-- EXERCISE OBJECTIVE --
Copy out each line in the material below that has the word "accent".

[Records]
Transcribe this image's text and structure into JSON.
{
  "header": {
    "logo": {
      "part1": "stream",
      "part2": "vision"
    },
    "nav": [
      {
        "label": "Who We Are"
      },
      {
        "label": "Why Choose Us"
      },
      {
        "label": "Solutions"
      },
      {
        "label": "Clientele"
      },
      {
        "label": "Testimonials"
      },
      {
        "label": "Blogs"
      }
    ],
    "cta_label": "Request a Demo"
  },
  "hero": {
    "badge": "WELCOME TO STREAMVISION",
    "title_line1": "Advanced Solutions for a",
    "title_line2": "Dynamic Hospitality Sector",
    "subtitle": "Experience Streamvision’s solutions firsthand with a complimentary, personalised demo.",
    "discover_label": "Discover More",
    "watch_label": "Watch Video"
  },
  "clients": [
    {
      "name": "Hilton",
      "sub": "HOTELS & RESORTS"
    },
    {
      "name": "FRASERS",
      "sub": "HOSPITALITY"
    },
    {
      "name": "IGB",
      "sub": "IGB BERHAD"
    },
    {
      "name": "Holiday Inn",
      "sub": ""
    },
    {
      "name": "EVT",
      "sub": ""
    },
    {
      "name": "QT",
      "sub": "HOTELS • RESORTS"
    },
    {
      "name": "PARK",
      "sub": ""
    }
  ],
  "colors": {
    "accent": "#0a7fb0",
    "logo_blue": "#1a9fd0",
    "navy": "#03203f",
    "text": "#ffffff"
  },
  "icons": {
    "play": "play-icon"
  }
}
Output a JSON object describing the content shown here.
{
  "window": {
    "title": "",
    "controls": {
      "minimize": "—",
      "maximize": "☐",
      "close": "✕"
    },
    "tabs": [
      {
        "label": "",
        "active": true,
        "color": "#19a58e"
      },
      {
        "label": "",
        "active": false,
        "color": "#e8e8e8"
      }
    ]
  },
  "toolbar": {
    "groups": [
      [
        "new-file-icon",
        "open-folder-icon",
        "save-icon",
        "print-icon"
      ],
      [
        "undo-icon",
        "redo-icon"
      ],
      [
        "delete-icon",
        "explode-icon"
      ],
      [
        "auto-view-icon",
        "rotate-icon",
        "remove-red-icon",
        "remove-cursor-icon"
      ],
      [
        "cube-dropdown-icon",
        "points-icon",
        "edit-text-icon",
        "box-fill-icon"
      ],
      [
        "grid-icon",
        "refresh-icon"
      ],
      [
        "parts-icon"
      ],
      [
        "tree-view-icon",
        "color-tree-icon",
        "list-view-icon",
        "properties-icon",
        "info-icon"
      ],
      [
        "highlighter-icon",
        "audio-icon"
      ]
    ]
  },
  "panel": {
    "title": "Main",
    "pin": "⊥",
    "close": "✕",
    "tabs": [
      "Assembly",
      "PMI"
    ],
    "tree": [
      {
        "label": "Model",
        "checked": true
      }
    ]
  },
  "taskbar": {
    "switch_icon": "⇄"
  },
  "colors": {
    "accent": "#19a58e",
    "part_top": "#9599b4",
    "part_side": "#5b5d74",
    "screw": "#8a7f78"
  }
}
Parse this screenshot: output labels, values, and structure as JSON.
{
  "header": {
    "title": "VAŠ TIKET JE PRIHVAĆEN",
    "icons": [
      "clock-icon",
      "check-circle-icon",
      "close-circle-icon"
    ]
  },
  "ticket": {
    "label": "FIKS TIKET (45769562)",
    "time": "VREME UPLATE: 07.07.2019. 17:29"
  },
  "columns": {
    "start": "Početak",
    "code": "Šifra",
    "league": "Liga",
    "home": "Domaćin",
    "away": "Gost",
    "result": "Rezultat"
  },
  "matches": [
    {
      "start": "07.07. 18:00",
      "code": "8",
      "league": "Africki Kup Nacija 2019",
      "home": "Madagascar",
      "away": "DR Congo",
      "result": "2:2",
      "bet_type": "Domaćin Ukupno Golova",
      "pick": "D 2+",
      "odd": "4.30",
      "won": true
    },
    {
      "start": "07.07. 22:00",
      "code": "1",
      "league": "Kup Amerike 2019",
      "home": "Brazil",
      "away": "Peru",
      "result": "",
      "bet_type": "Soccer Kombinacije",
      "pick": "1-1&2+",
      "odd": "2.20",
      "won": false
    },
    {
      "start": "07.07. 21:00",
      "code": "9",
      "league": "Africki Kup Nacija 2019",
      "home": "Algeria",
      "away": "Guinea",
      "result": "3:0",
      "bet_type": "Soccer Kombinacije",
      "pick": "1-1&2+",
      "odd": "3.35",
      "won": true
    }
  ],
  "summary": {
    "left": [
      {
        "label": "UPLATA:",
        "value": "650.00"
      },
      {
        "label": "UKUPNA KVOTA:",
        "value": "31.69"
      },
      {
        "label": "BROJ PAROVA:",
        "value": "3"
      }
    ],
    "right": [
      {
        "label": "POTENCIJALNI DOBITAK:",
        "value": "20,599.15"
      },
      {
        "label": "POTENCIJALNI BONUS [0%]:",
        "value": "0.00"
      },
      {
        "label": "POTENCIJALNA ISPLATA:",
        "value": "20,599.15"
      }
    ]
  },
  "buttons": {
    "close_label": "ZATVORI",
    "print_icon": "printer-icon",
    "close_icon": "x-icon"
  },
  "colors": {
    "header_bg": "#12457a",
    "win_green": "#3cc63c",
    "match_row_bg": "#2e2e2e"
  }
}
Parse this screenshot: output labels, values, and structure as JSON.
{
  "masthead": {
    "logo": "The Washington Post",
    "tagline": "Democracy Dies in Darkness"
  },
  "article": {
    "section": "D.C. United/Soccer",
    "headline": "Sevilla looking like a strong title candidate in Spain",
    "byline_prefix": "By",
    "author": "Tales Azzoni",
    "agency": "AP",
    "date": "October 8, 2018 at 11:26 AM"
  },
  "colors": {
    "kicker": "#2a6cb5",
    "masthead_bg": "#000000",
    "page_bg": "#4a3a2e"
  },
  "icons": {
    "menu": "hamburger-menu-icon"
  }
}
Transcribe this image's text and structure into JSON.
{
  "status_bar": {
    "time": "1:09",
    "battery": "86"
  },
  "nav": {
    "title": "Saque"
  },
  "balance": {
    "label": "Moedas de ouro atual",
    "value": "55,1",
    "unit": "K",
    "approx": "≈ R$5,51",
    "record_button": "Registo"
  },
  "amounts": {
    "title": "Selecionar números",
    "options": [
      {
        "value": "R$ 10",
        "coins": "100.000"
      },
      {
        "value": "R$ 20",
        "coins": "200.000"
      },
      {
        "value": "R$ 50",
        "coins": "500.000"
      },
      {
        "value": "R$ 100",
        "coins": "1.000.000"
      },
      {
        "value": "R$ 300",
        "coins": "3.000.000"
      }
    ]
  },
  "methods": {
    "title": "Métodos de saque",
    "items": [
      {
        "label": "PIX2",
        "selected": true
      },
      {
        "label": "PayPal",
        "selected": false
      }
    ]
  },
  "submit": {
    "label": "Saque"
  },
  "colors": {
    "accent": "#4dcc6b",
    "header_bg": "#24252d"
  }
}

-- TASK RESULT --
    "accent": "#0a7fb0",
    "accent": "#19a58e",
    "accent": "#4dcc6b",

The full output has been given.